◆ **O QUE FAZER**:
1. Liste os clubes da zona de rebaixamento contra os quais, segundo o texto sobre o Inter, o Internacional teve 100% de aproveitamento.
2. Por favor, retome o texto sobre o Inter a partir do ponto em que ele termina, mantendo o mesmo tom de análise esportiva.

◆ **TEXTO DO EXERCÍCIO**:
=====

Desempenho e tabela dão esperança ao Inter, mas histórico não ajuda

20/9/2022 08:53

Desempenho e tabela dão esperança ao Inter, mas histórico não ajuda

Desempenho e tabela dão esperança ao Inter, mas histórico não ajuda

O Internacional de Mano Menezes foi competitivo em Goiânia, especialmente no primeiro tempo contra o Atlético.



Ainda que sofrendo no início, com o time de Eduardo Baptista criando problemas para o lateral Bustos com a parceria Wellington Rato e Arthur Henrique pela esquerda. Mas descomplicando o primeiro tempo com o entendimento da dupla Alemão-Pedro Henrique, dentro do 4-1-4-1 que tinha Maurício à direita, com a ausência de Wanderson no lado oposto, e Edenilson e Alan Patrick por dentro.

Dois gols de Pedro Henrique, ligeira superioridade na posse (52%) e uma finalização a menos no geral (8 a 9), porém uma a mais na direção da meta (3 a 2). O time gaúcho se impôs, mesmo com as ausências do goleiro Daniel e de Jhonny no meio-campo.
Segunda etapa de pressão dos donos da casa, no desespero de sair do buraco de duas eliminações doídas na Copa do Brasil e na Sul-Americana, pelos contextos das disputas com Corinthians e São Paulo, respectivamente. Competições que foram priorizadas e afundaram o time no Z-4, agora a seis pontos do Coritiba, 16º colocado.

60% de posse, dez finalizações a cinco e superioridade, muito pela entrada de Marlon Freitas na vaga de Rhaldney. O camisa oito participou com belo lançamento para Aírton servir Churín, que diminuiu. Ricardinho ainda perdeu a chance mais cristalina do empate, dentro da pequena área ao receber passe de Léo Pereira.

Mano reoxigenou sua equipe com substituições e conseguiu suportar até o final. Chegou a cinco vitórias e um empate desde a derrota por 3 a 0 para o Fortaleza. Foi 100% contra Avaí, Juventude, Cuiabá e Atlético-GO, todos na zona de rebaixamento, e teve o grande momento nos 3 a 0 impostos sobre o Fluminense, além da demonstração de força ao empatar por 2 a 2 com o Corinthians na Neo Química Arena, sendo melhor e tendo a chance de vitória no segundo tempo.

Os 3 a 0 sobre o Galo, na estreia de Cuca, e o trabalho que o Colorado deu ao Palmeiras no Allianz Parque - vitória alviverde em um gol "achado" de Gabriel Menino quando o time de Abel Ferreira parecia perdido no segundo tempo da vitória sofrida por 2 a 1 - seriam outras credenciais fortes para ainda acreditar no título.

Até porque a tabela proporciona duelos, ao menos em tese, menos complicados para o Inter, inclusive um Flamengo no Maracanã em jogo já muito próximo da ida da decisão da Copa do Brasil. Além disso, na matemática a missão é tirar seis pontos até a rodada 37 e tentar tudo na rodada final, com o jogo entre as equipes no Beira-Rio.

=====

◆ **DADOS**:

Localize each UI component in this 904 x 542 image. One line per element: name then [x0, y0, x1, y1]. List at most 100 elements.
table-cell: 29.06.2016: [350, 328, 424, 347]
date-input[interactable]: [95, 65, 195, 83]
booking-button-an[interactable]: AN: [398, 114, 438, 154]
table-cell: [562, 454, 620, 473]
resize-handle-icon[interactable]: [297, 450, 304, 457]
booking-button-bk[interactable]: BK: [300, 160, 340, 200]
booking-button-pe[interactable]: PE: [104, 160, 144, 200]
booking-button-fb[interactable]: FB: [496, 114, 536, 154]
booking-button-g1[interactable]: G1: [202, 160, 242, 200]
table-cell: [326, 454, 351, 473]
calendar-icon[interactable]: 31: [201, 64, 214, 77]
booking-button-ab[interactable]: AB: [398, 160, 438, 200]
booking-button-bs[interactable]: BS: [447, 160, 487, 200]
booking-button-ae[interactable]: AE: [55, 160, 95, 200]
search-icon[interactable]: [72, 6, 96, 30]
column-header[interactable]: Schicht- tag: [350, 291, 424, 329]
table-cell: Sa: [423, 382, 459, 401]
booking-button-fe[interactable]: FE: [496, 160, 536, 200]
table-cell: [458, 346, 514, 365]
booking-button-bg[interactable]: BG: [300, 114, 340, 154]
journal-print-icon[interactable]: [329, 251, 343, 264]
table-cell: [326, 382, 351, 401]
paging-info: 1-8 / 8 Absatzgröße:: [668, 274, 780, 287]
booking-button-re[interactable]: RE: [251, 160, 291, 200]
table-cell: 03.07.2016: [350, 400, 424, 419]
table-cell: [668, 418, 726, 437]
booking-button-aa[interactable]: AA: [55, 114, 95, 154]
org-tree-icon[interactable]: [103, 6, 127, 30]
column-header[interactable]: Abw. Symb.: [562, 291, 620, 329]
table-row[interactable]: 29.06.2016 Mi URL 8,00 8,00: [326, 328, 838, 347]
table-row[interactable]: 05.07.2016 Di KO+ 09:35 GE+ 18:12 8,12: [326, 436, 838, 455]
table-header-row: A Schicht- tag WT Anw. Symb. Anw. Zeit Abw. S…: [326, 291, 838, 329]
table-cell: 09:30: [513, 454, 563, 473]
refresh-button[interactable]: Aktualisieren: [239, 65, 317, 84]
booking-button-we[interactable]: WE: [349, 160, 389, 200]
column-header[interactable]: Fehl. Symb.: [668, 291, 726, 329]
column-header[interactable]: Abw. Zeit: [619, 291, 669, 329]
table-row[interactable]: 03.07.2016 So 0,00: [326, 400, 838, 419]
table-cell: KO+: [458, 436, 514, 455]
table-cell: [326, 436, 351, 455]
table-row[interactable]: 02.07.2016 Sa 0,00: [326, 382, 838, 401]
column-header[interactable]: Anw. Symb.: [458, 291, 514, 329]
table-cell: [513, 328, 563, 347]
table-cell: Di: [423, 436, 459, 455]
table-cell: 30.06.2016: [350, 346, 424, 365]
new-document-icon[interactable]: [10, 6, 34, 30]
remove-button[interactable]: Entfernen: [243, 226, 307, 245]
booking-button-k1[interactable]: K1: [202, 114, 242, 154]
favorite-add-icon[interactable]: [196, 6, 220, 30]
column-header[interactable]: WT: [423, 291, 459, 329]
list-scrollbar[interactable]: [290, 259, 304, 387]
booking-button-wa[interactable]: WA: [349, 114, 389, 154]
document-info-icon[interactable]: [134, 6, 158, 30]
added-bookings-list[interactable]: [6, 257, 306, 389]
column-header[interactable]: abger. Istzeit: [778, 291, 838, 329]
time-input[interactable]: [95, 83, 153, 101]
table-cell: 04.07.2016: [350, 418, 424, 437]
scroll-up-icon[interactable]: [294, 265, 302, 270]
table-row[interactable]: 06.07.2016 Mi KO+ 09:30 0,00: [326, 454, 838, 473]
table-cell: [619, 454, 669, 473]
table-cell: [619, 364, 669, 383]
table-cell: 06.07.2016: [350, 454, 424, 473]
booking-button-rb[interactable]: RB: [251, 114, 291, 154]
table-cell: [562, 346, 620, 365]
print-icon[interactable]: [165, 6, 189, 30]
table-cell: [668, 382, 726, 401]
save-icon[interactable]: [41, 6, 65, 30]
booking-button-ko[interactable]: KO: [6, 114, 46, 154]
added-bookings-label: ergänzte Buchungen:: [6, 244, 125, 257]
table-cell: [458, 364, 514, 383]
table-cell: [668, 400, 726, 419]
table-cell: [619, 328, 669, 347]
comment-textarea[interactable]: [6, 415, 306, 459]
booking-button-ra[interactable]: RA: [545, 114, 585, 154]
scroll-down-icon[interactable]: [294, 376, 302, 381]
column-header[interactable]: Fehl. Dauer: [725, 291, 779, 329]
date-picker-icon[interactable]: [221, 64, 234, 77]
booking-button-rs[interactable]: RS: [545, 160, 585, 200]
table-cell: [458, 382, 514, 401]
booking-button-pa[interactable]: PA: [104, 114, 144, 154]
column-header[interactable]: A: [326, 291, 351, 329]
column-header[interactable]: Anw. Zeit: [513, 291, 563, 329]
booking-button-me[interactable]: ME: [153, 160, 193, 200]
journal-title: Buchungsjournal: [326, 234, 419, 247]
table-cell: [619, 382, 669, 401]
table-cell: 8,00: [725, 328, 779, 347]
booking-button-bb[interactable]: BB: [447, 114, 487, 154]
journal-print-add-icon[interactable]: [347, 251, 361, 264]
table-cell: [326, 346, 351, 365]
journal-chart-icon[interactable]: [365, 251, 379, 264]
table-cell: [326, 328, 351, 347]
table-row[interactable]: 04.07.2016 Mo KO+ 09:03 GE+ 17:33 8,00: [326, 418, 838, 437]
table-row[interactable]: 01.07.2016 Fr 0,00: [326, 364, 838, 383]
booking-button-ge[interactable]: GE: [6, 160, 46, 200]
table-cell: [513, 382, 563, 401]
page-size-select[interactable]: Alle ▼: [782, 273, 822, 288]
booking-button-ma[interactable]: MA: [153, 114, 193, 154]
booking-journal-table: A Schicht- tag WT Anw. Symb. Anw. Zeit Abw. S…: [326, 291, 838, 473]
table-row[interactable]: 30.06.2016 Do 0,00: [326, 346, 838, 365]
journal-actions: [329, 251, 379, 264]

=====

◆ **LISTA DE RESPOSTAS**:
1. Avaí, Juventude, Cuiabá e Atlético-GO.

2.
Mereceria, sim, muita consideração e o tratamento de que o campeonato ainda está aberto, faltando onze rodadas. O problema, porém, é que o histórico do time no Brasileiro não ajuda muito.

Não só pelos 42 anos sem conquistas desde o título invicto de 1979, mas pelas vezes em que falhou em circunstâncias parecidas. Como em 2009, quando foi mais um que cresceu, sob o comando de Mário Sérgio, no "vácuo" da histórica queda do Palmeiras de Muricy, que era líder e virtual campeão e terminou fora até do G-4, mas a taça ficou com o Flamengo.

Ou mais recente, quando tomou a liderança do São Paulo com uma sequência de nove vitórias, inclusive um 5 a 1 no confronto direto no Morumbi, porém sofreu uma inexplicável derrota no Beira-Rio para o Sport, perdeu a liderança para o Flamengo na penúltima rodada e não conseguiu vencer em casa um Corinthians cumprindo tabela para confirmar o título.

Sim, o contexto agora é diferente. Mudou treinador, também parte do elenco. Mas o retrospecto de "pipocadas" do clube não transmite segurança de que uma nova história será contada. Ainda mais na disputa com um time vencedor, faltando se provar nos pontos corridos, que perde pouco e compete sempre.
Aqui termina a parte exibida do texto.